Answer with a number only, stating how many lines of the records hold the word "einem".

**SUPPLIED RECORDS:**
********
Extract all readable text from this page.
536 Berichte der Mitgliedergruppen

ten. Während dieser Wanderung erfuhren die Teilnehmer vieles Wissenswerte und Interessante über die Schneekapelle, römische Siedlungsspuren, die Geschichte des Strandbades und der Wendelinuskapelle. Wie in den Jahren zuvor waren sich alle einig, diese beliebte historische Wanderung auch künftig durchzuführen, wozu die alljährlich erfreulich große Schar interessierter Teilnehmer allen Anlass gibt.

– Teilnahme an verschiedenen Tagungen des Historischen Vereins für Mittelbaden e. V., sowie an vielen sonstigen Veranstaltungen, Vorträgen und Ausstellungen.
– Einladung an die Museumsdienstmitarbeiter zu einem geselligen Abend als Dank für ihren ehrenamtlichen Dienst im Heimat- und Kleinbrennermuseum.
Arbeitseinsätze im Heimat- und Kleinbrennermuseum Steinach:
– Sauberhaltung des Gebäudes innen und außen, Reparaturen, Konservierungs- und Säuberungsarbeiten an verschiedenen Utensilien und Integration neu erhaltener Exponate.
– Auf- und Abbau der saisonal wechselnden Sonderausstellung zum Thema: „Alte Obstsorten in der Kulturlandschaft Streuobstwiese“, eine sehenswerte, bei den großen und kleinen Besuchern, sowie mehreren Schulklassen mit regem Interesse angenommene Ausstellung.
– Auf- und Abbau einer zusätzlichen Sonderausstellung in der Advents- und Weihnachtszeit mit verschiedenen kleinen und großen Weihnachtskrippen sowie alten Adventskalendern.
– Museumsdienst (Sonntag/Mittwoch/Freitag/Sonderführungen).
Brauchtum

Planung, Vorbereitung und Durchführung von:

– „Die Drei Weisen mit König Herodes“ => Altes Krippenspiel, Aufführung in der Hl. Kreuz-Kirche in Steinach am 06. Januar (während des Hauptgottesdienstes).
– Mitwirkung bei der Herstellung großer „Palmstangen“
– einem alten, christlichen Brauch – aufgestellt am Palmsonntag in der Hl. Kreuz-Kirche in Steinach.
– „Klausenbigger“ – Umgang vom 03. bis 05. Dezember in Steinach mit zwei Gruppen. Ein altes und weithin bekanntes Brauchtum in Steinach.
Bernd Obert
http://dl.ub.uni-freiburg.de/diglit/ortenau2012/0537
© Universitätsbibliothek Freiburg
********
**SOLUTION:** 2